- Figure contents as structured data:
☆ ☆ ☆ ☆ ☆
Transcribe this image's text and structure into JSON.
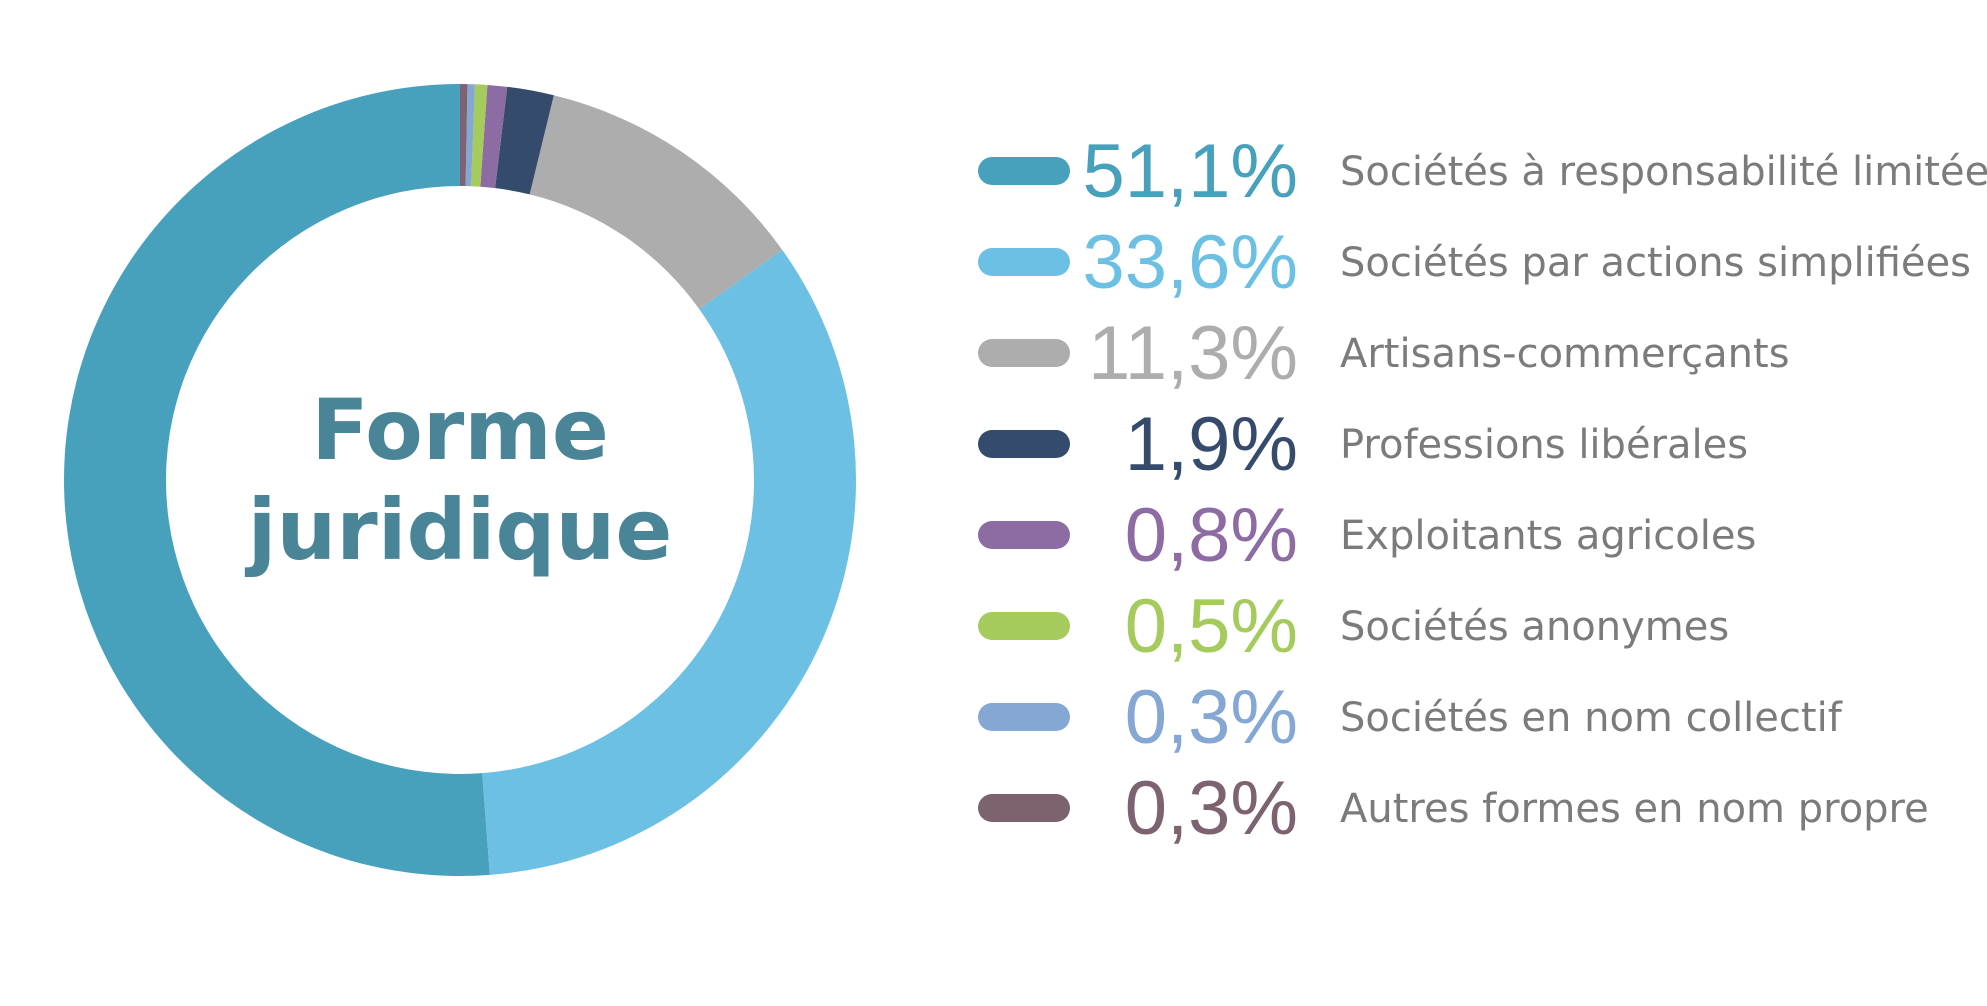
{
  "chart_data": {
    "type": "pie",
    "title": "Forme juridique",
    "title_lines": [
      "Forme",
      "juridique"
    ],
    "donut": true,
    "slices": [
      {
        "label": "Sociétés à responsabilité limitée",
        "value_label": "51,1%",
        "value": 51.1,
        "color": "#47a1bd"
      },
      {
        "label": "Sociétés par actions simplifiées",
        "value_label": "33,6%",
        "value": 33.6,
        "color": "#6cc0e3"
      },
      {
        "label": "Artisans-commerçants",
        "value_label": "11,3%",
        "value": 11.3,
        "color": "#adadad"
      },
      {
        "label": "Professions libérales",
        "value_label": "1,9%",
        "value": 1.9,
        "color": "#344b6c"
      },
      {
        "label": "Exploitants agricoles",
        "value_label": "0,8%",
        "value": 0.8,
        "color": "#8d6ba3"
      },
      {
        "label": "Sociétés anonymes",
        "value_label": "0,5%",
        "value": 0.5,
        "color": "#a4cb5c"
      },
      {
        "label": "Sociétés en nom collectif",
        "value_label": "0,3%",
        "value": 0.3,
        "color": "#84a7d3"
      },
      {
        "label": "Autres formes en nom propre",
        "value_label": "0,3%",
        "value": 0.3,
        "color": "#7d6270"
      }
    ],
    "start_angle": "top",
    "direction": "counterclockwise",
    "legend_position": "right"
  }
}
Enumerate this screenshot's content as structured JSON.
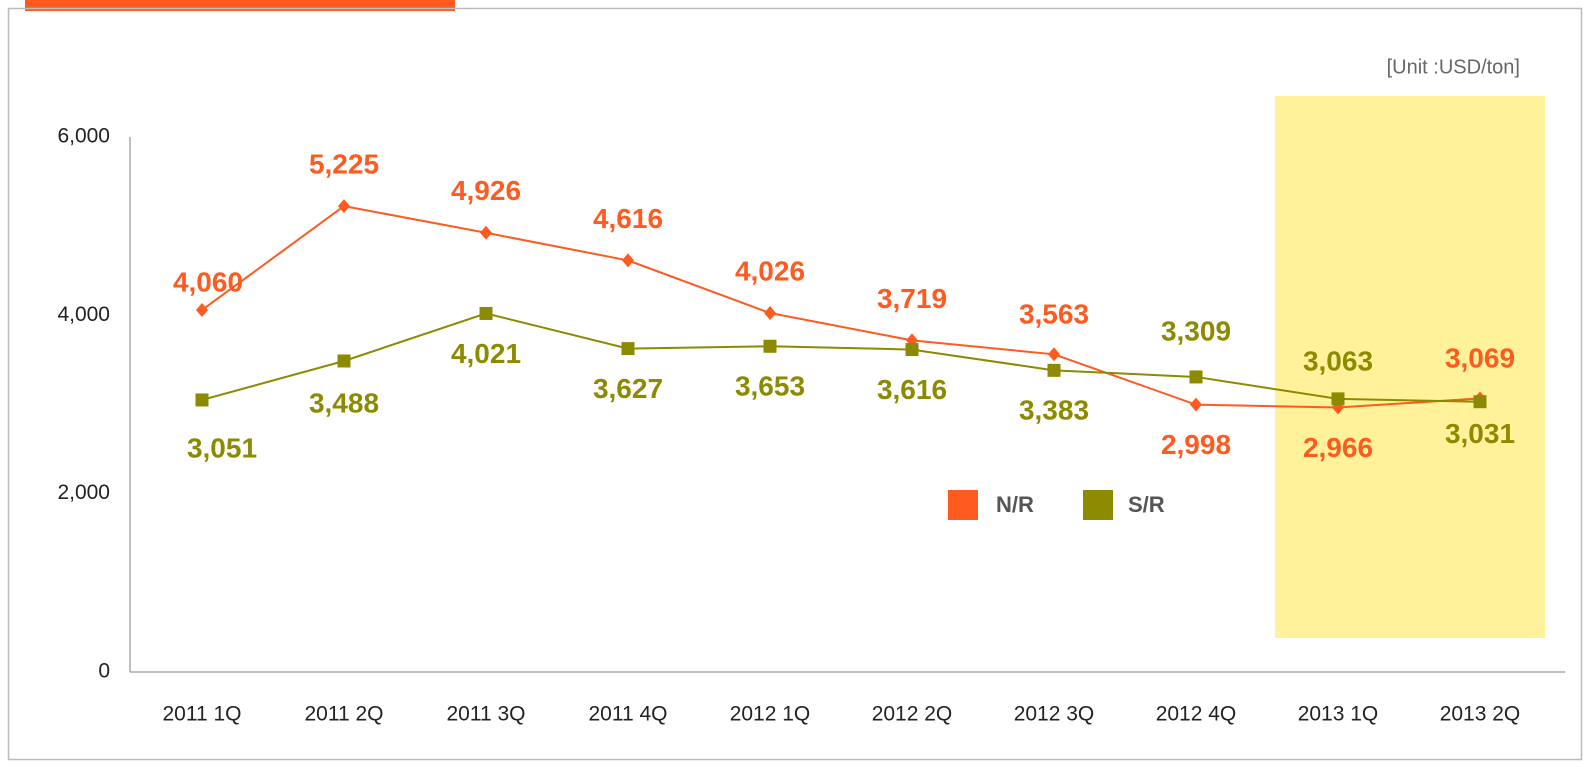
☆ ☆ ☆ ☆ ☆
- BRIEF:
Search the records for the word "this". Copy every line that has it.

- RESPONSE:
Transcribe this image's text and structure into JSON.
Enumerate this screenshot's content as structured JSON.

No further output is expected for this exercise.